What is expected ▸ Quote every line of the data below as it stands, omitting pictures.

---------------

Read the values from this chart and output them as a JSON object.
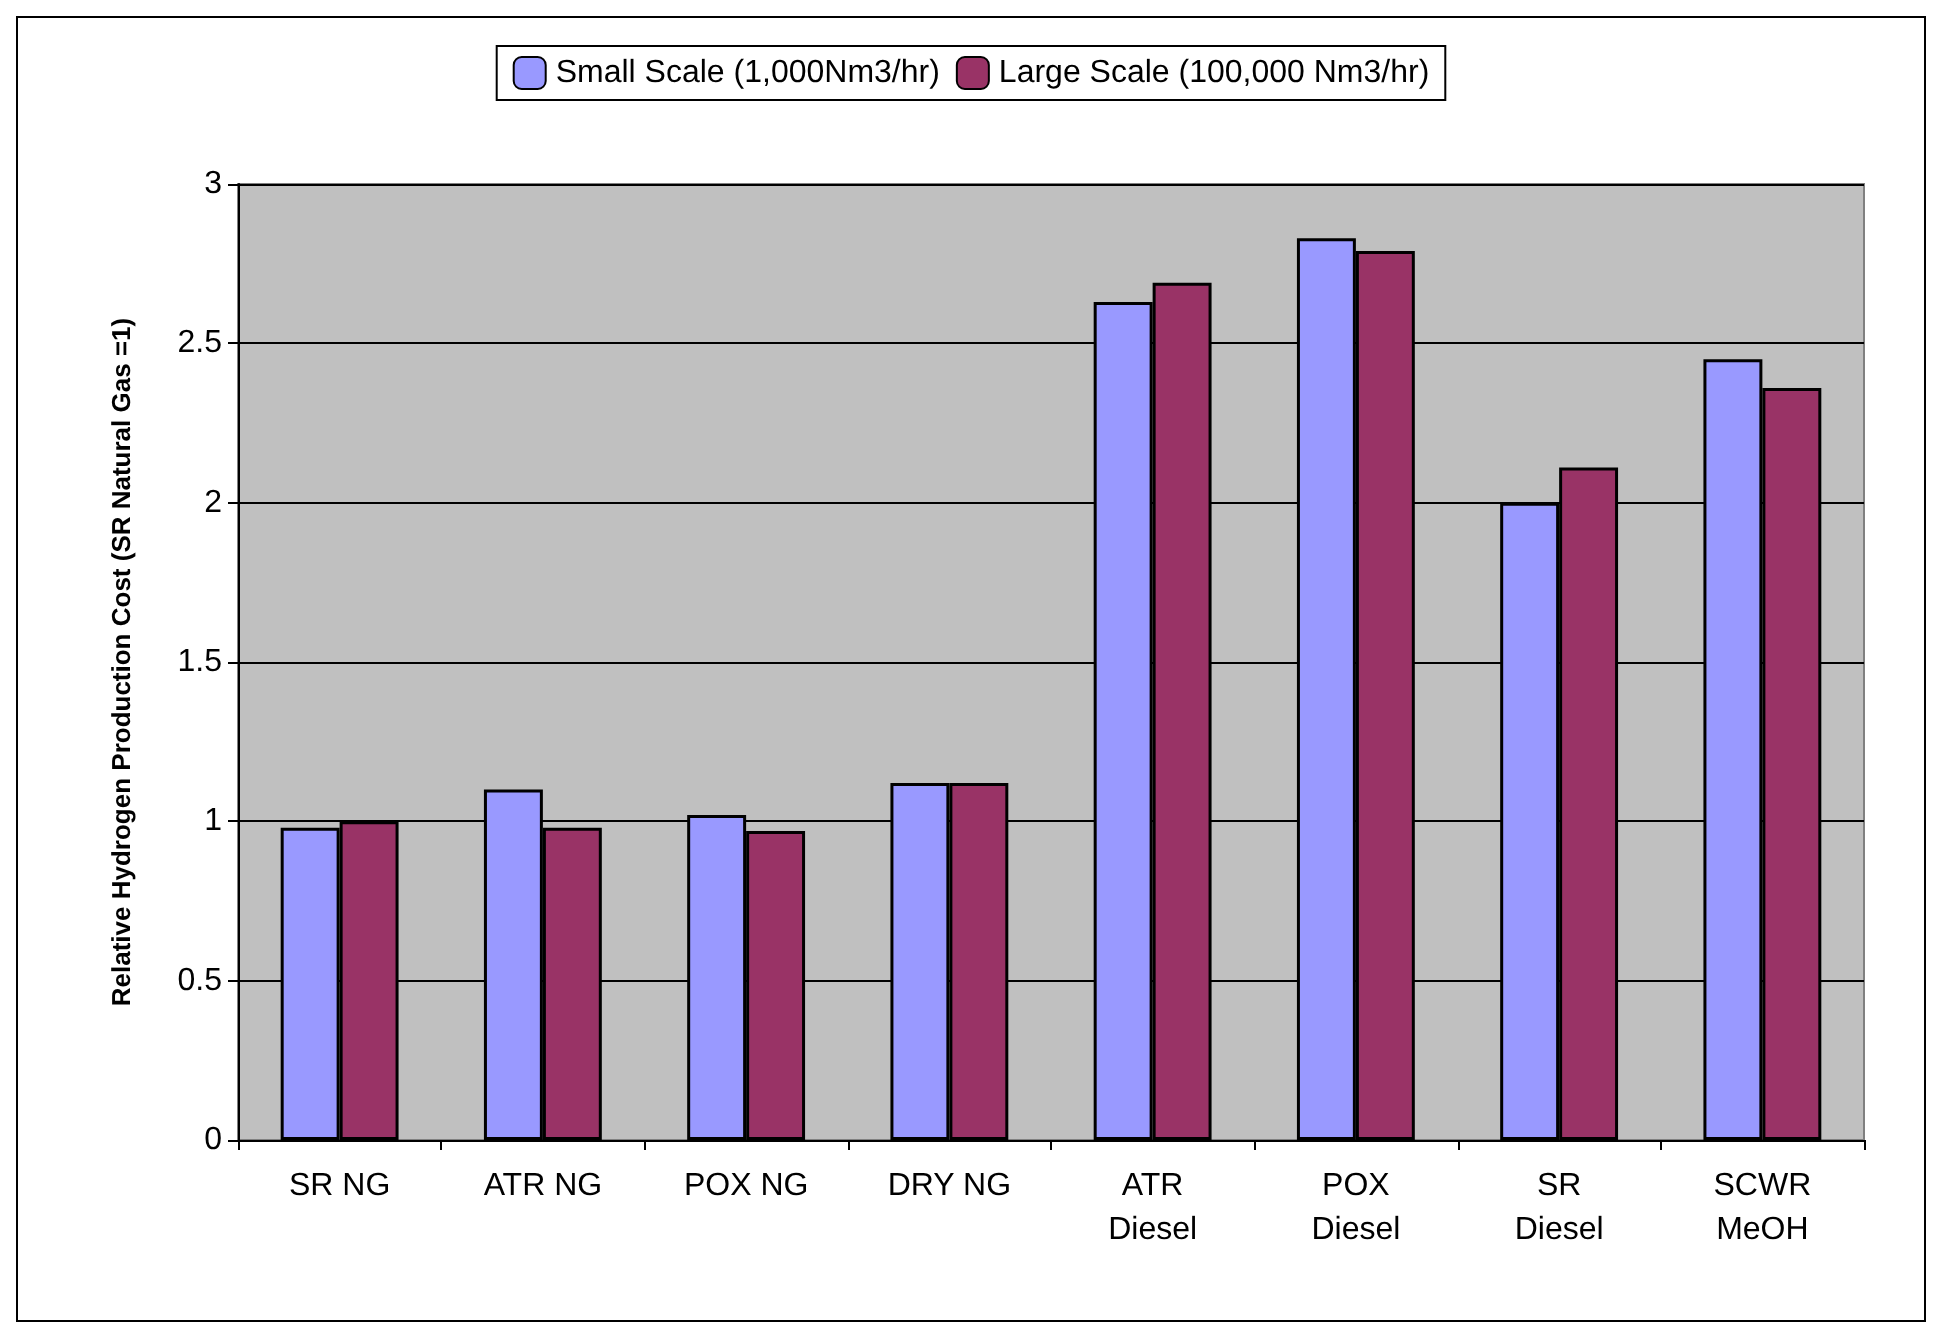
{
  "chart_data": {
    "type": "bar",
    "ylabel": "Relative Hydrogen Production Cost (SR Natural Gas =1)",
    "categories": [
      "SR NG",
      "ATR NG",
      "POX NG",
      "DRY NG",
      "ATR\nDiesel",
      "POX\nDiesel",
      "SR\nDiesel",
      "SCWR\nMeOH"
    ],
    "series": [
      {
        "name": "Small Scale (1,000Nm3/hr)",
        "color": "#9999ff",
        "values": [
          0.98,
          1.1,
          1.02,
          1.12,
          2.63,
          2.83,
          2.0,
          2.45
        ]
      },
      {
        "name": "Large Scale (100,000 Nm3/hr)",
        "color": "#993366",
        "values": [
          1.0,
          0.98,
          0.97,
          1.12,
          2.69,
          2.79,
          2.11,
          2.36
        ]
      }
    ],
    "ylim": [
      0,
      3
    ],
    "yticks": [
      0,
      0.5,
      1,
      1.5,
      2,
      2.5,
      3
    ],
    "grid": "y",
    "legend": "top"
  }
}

---------------

Response to the exercise ▸
Read the values from this chart and output them as a JSON object.
{
  "chart_data": {
    "type": "bar",
    "ylabel": "Relative Hydrogen Production Cost (SR Natural Gas =1)",
    "categories": [
      "SR NG",
      "ATR NG",
      "POX NG",
      "DRY NG",
      "ATR\nDiesel",
      "POX\nDiesel",
      "SR\nDiesel",
      "SCWR\nMeOH"
    ],
    "series": [
      {
        "name": "Small Scale (1,000Nm3/hr)",
        "color": "#9999ff",
        "values": [
          0.98,
          1.1,
          1.02,
          1.12,
          2.63,
          2.83,
          2.0,
          2.45
        ]
      },
      {
        "name": "Large Scale (100,000 Nm3/hr)",
        "color": "#993366",
        "values": [
          1.0,
          0.98,
          0.97,
          1.12,
          2.69,
          2.79,
          2.11,
          2.36
        ]
      }
    ],
    "ylim": [
      0,
      3
    ],
    "yticks": [
      0,
      0.5,
      1,
      1.5,
      2,
      2.5,
      3
    ],
    "grid": "y",
    "legend": "top"
  }
}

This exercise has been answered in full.